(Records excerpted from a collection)
----------
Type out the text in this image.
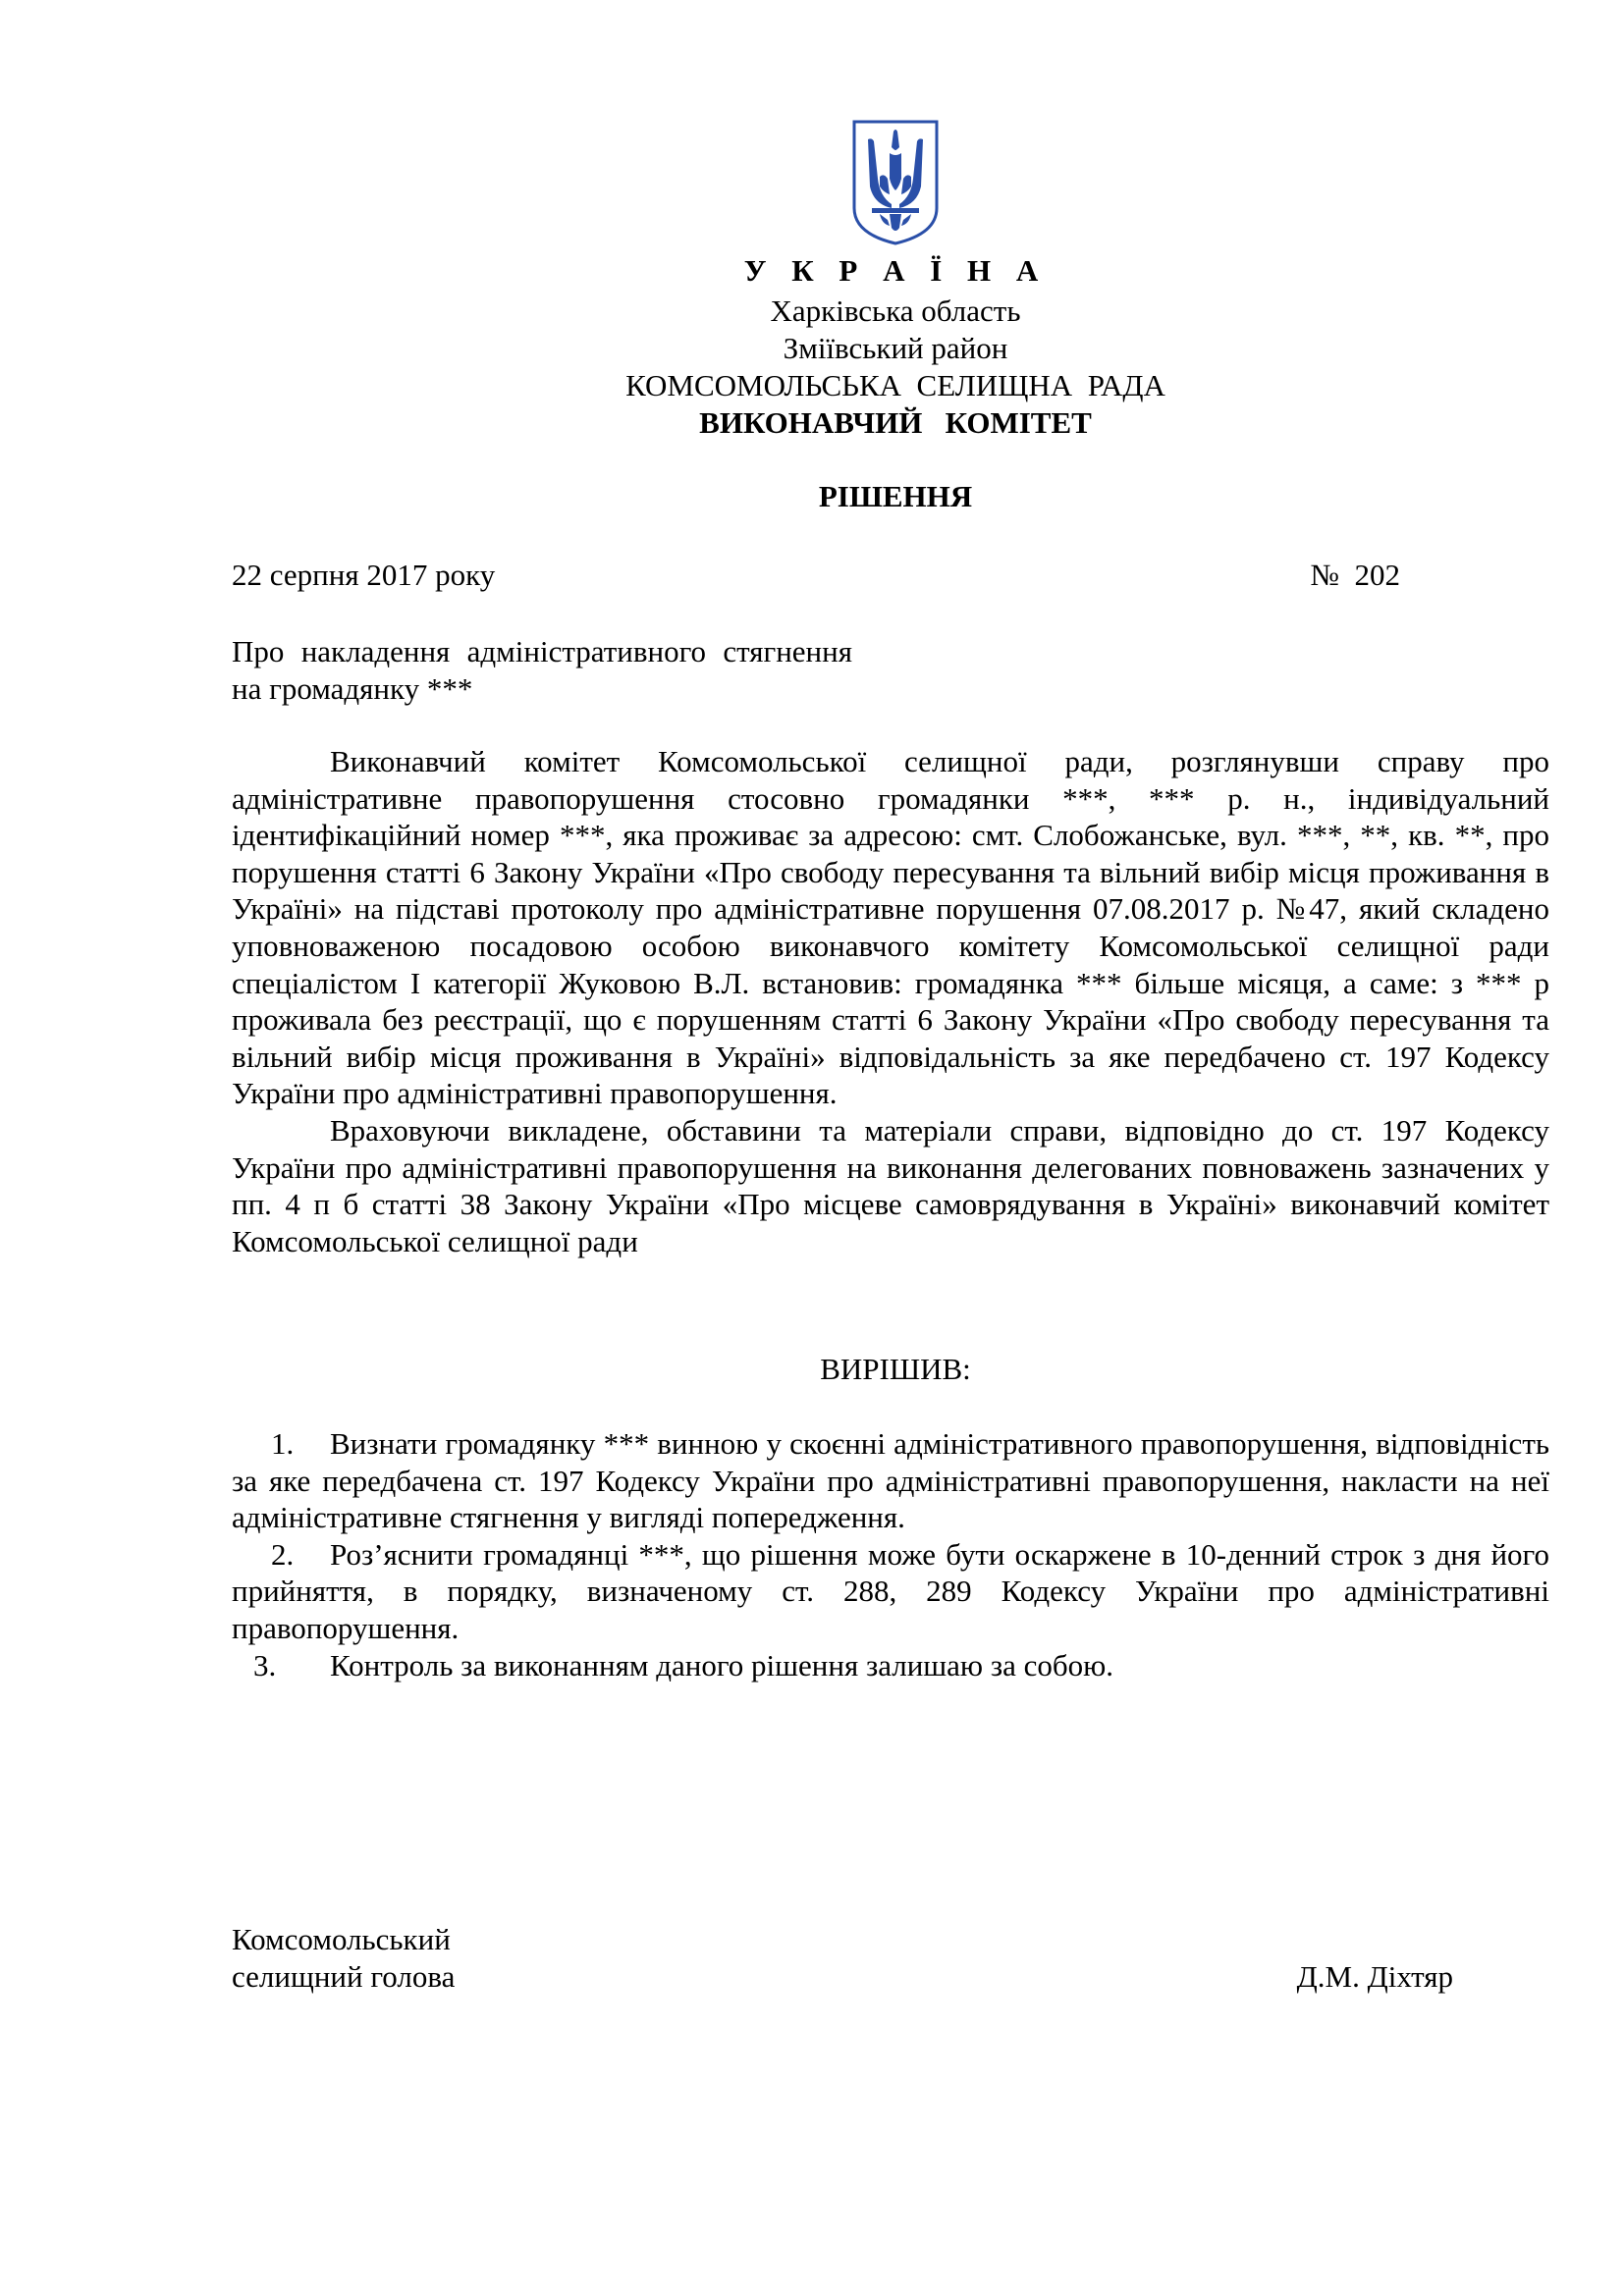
У К Р А Ї Н А
Харківська область
Зміївський район
КОМСОМОЛЬСЬКА  СЕЛИЩНА  РАДА
ВИКОНАВЧИЙ   КОМІТЕТ
РІШЕННЯ
22 серпня 2017 року	№  202
Про накладення адміністративного стягнення на громадянку ***

Виконавчий комітет Комсомольської селищної ради, розглянувши справу про адміністративне правопорушення стосовно громадянки ***, *** р. н., індивідуальний ідентифікаційний номер ***, яка проживає за адресою: смт. Слобожанське, вул. ***, **, кв. **, про порушення статті 6 Закону України «Про свободу пересування та вільний вибір місця проживання в Україні» на підставі протоколу про адміністративне порушення 07.08.2017 р. №47, який складено уповноваженою посадовою особою виконавчого комітету Комсомольської селищної ради спеціалістом І категорії Жуковою В.Л. встановив: громадянка *** більше місяця, а саме: з *** р проживала без реєстрації, що є порушенням статті 6 Закону України «Про свободу пересування та вільний вибір місця проживання в Україні» відповідальність за яке передбачено ст. 197 Кодексу України про адміністративні правопорушення.

Враховуючи викладене, обставини та матеріали справи, відповідно до ст. 197 Кодексу України про адміністративні правопорушення на виконання делегованих повноважень зазначених у пп. 4 п б статті 38 Закону України «Про місцеве самоврядування в Україні» виконавчий комітет Комсомольської селищної ради

ВИРІШИВ:

1. Визнати громадянку *** винною у скоєнні адміністративного правопорушення, відповідність за яке передбачена ст. 197 Кодексу України про адміністративні правопорушення, накласти на неї адміністративне стягнення у вигляді попередження.

2. Роз’яснити громадянці ***, що рішення може бути оскаржене в 10-денний строк з дня його прийняття, в порядку, визначеному ст. 288, 289 Кодексу України про адміністративні правопорушення.

3. Контроль за виконанням даного рішення залишаю за собою.

Комсомольський
селищний голова	Д.М. Діхтяр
----------
*Instruction*. Exclude the pictures, and transcribe all of the material exactly.

*Worked answer*.
Type out the text in this image.
У К Р А Ї Н А
Харківська область
Зміївський район
КОМСОМОЛЬСЬКА  СЕЛИЩНА  РАДА
ВИКОНАВЧИЙ   КОМІТЕТ
РІШЕННЯ
22 серпня 2017 року	№  202
Про накладення адміністративного стягнення на громадянку ***

Виконавчий комітет Комсомольської селищної ради, розглянувши справу про адміністративне правопорушення стосовно громадянки ***, *** р. н., індивідуальний ідентифікаційний номер ***, яка проживає за адресою: смт. Слобожанське, вул. ***, **, кв. **, про порушення статті 6 Закону України «Про свободу пересування та вільний вибір місця проживання в Україні» на підставі протоколу про адміністративне порушення 07.08.2017 р. №47, який складено уповноваженою посадовою особою виконавчого комітету Комсомольської селищної ради спеціалістом І категорії Жуковою В.Л. встановив: громадянка *** більше місяця, а саме: з *** р проживала без реєстрації, що є порушенням статті 6 Закону України «Про свободу пересування та вільний вибір місця проживання в Україні» відповідальність за яке передбачено ст. 197 Кодексу України про адміністративні правопорушення.

Враховуючи викладене, обставини та матеріали справи, відповідно до ст. 197 Кодексу України про адміністративні правопорушення на виконання делегованих повноважень зазначених у пп. 4 п б статті 38 Закону України «Про місцеве самоврядування в Україні» виконавчий комітет Комсомольської селищної ради

ВИРІШИВ:

1. Визнати громадянку *** винною у скоєнні адміністративного правопорушення, відповідність за яке передбачена ст. 197 Кодексу України про адміністративні правопорушення, накласти на неї адміністративне стягнення у вигляді попередження.

2. Роз’яснити громадянці ***, що рішення може бути оскаржене в 10-денний строк з дня його прийняття, в порядку, визначеному ст. 288, 289 Кодексу України про адміністративні правопорушення.

3. Контроль за виконанням даного рішення залишаю за собою.

Комсомольський
селищний голова	Д.М. Діхтяр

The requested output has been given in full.